Job >> Write the entries out again exactly as they stand, but without the pictures.

Given information >>
^^^^^^^^^^^^^^^^

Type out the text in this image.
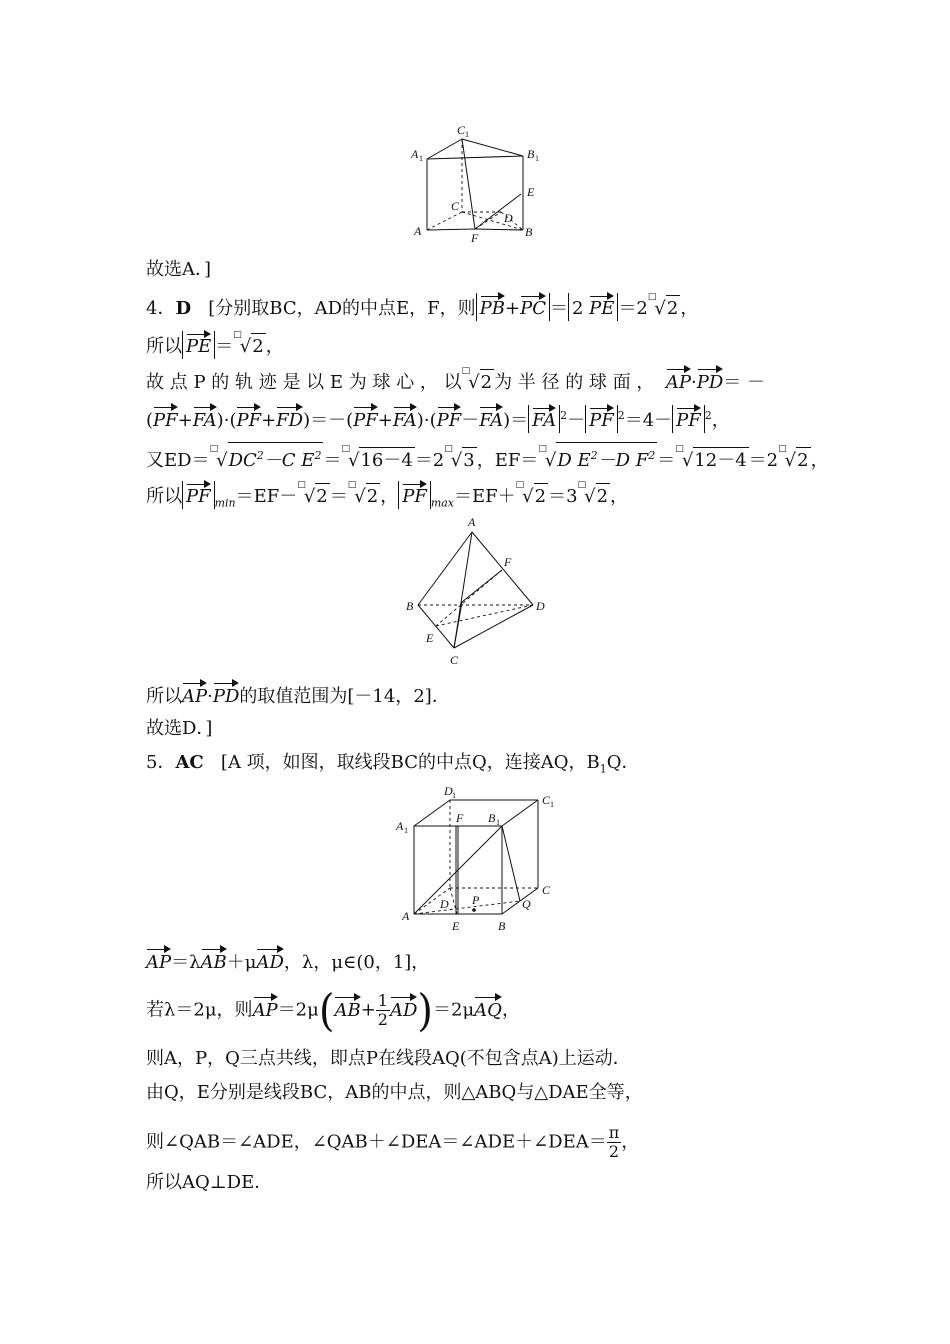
C 1
A 1	B 1
E
C
D
A	F	B
故选A．]
4．D [分别取BC，AD的中点E，F，则 PB+PC ＝ 2 PE ＝2□√2 ，
所以 PE ＝□√2 ，
故 点 P 的 轨 迹 是 以 E 为 球 心 ， 以□√2 为 半 径 的 球 面 ， AP·PD＝ －
(PF+FA)·(PF+FD)＝－(PF+FA)·(PF－FA)＝ FA $^2$－ PF $^2$＝4－ PF $^2$，
又$ED=^□√DC^2-C$ $E^2 =^□√16-4 =2^□√3$ ，EF＝□√D $E^2-D$ $F^2 =^□√12-4 =2^□√2$ ，
所以 PF $_{min}$＝EF－□√2 ＝□√2 ， PF $_{max}$＝EF＋□√2 ＝3□√2 ，
A
F
B	D
E
C
所以AP·PD的取值范围为[－14，2]．
故选D．]
5．AC [A 项，如图，取线段BC的中点Q，连接AQ，$B_1Q$．
D 1	C 1
A 1
F B 1
C
D P	Q
A
E	B
AP＝λAB＋μAD，λ，μ∈(0，1]，
若λ＝2μ，则$AP=2\mu(AB+ \frac{1}{2} AD)=2\mu AQ$，
则A，P，Q三点共线，即点P在线段AQ(不包含点A)上运动．
由Q，E分别是线段BC，AB的中点，则△ABQ与△DAE全等，
则∠QAB＝∠ADE，∠QAB＋∠DEA＝∠ADE＋∠DEA＝ $\frac{\pi}{2}$ ，
所以AQ⊥DE．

^^^^^^^^^^^^^^^^

Problem solution >>
Type out the text in this image.
C 1
A 1	B 1
E
C
D
A	F	B
故选A．]
4．D [分别取BC，AD的中点E，F，则 PB+PC ＝ 2 PE ＝2□√2 ，
所以 PE ＝□√2 ，
故 点 P 的 轨 迹 是 以 E 为 球 心 ， 以□√2 为 半 径 的 球 面 ， AP·PD＝ －
(PF+FA)·(PF+FD)＝－(PF+FA)·(PF－FA)＝ FA $^2$－ PF $^2$＝4－ PF $^2$，
又$ED=^□√DC^2-C$ $E^2 =^□√16-4 =2^□√3$ ，EF＝□√D $E^2-D$ $F^2 =^□√12-4 =2^□√2$ ，
所以 PF $_{min}$＝EF－□√2 ＝□√2 ， PF $_{max}$＝EF＋□√2 ＝3□√2 ，
A
F
B	D
E
C
所以AP·PD的取值范围为[－14，2]．
故选D．]
5．AC [A 项，如图，取线段BC的中点Q，连接AQ，$B_1Q$．
D 1	C 1
A 1
F B 1
C
D P	Q
A
E	B
AP＝λAB＋μAD，λ，μ∈(0，1]，
若λ＝2μ，则$AP=2\mu(AB+ \frac{1}{2} AD)=2\mu AQ$，
则A，P，Q三点共线，即点P在线段AQ(不包含点A)上运动．
由Q，E分别是线段BC，AB的中点，则△ABQ与△DAE全等，
则∠QAB＝∠ADE，∠QAB＋∠DEA＝∠ADE＋∠DEA＝ $\frac{\pi}{2}$ ，
所以AQ⊥DE．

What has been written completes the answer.